Hi, Ata, John (US) wrote,
Hi all,
With Spectre variant 2 (CVE-2017-5715), gcc has been updated to avoid branch prediction problems via the retpoline patch. Specifically, by using either – mindirect-branch=thunk-inline or –mindirect-branch=thunk or –mindirect-branch- thunk-external, the compiler will convert indirect branches and function returns to call and return thunks thus avoiding speculative execution in those cases. Of course, there is a performance penalty depending on the exact argument used. Has anyone compiled uclibc with one of those switches?
I didn't tried it, yet. You might be the first :)
Any issues seen with that?

□ □ □ □ □ □ □

§ Request
Return the span of the retpoline email from "Hi, Ata, John" up to and including "seen with that?", verbatim.

□ □ □ □ □ □ □

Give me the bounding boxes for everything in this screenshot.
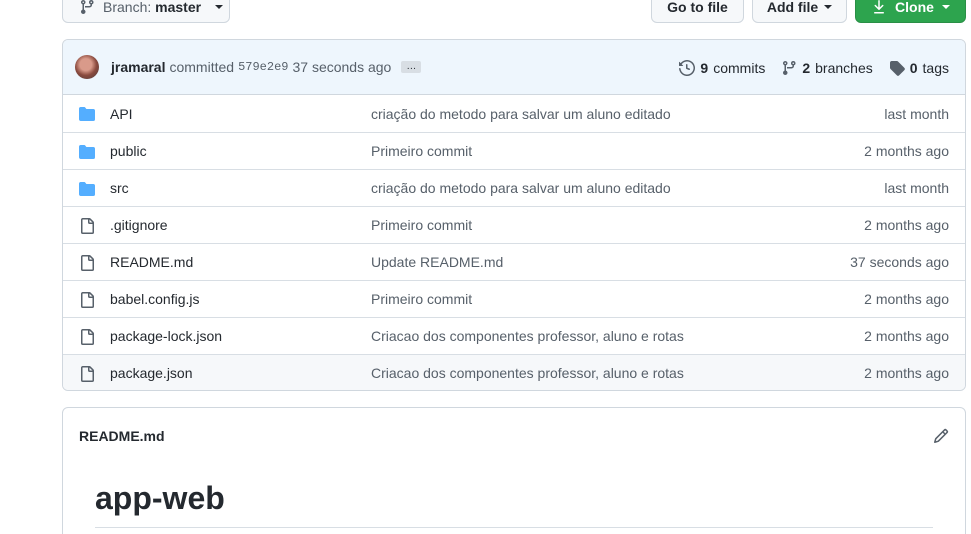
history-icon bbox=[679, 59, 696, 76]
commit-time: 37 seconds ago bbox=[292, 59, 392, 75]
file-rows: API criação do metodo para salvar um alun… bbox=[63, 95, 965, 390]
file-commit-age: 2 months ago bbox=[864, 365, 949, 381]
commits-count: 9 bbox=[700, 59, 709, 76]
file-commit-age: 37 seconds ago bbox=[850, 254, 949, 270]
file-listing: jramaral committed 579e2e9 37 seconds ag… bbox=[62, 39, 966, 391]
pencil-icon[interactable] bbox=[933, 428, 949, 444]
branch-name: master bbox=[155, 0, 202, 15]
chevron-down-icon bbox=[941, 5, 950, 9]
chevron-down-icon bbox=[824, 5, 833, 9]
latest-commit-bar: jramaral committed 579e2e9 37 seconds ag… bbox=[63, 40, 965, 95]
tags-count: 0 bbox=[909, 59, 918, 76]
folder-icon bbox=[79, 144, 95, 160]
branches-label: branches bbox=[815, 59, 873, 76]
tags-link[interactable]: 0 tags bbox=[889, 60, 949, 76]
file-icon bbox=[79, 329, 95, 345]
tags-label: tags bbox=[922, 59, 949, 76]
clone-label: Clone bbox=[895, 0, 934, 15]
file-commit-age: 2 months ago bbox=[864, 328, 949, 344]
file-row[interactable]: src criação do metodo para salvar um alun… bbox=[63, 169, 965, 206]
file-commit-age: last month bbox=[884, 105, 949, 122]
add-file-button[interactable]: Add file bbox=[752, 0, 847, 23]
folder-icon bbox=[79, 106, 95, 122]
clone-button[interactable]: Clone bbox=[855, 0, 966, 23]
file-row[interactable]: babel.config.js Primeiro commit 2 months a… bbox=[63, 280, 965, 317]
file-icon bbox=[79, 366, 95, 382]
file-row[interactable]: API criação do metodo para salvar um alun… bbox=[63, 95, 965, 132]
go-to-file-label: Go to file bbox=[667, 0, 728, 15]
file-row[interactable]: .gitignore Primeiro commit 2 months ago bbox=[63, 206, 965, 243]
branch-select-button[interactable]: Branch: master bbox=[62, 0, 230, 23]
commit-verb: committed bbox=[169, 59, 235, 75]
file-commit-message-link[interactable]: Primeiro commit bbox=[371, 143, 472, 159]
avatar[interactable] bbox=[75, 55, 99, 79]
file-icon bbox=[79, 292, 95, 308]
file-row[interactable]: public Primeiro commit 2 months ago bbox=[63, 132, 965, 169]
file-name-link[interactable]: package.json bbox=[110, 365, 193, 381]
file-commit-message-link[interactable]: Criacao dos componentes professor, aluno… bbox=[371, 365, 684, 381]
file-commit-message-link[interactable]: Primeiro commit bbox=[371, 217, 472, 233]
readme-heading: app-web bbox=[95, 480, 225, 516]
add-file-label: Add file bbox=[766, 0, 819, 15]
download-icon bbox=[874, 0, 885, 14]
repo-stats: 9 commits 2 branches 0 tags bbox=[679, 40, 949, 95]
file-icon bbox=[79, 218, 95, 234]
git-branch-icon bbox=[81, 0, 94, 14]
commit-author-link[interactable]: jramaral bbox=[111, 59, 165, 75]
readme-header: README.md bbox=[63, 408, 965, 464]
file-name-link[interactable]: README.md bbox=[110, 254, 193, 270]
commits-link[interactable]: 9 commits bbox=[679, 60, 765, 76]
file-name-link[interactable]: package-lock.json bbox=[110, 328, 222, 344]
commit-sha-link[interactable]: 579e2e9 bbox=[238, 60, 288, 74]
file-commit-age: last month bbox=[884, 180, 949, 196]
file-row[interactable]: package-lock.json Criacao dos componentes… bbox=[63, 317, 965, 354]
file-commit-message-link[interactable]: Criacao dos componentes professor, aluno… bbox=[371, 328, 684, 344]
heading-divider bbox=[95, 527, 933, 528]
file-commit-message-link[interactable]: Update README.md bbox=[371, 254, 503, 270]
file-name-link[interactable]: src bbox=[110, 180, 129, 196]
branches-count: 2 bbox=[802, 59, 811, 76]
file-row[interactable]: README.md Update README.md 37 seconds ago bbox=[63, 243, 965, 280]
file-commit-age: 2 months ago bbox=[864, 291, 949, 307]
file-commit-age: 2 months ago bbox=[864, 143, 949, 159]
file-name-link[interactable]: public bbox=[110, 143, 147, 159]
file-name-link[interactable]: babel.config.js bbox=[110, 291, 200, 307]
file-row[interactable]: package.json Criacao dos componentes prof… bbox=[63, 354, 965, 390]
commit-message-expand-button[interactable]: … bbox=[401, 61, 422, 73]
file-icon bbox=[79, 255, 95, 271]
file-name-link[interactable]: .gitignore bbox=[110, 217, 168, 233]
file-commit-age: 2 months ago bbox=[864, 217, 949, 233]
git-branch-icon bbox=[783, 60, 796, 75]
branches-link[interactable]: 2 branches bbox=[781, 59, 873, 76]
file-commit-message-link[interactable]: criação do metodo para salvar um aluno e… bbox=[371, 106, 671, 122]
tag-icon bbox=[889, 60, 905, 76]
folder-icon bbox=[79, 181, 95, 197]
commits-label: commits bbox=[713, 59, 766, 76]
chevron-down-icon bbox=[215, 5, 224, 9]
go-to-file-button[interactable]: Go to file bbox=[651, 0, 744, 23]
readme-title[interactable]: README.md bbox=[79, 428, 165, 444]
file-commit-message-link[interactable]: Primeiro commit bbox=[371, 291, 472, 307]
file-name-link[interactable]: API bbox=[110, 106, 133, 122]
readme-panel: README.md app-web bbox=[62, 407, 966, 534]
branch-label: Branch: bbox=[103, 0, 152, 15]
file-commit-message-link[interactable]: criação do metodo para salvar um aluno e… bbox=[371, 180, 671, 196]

□ □ □ □ □ □ □

§ Full answer
Hi, Ata, John (US) wrote,
Hi all,
With Spectre variant 2 (CVE-2017-5715), gcc has been updated to avoid branch prediction problems via the retpoline patch. Specifically, by using either – mindirect-branch=thunk-inline or –mindirect-branch=thunk or –mindirect-branch- thunk-external, the compiler will convert indirect branches and function returns to call and return thunks thus avoiding speculative execution in those cases. Of course, there is a performance penalty depending on the exact argument used. Has anyone compiled uclibc with one of those switches?
I didn't tried it, yet. You might be the first :)
Any issues seen with that?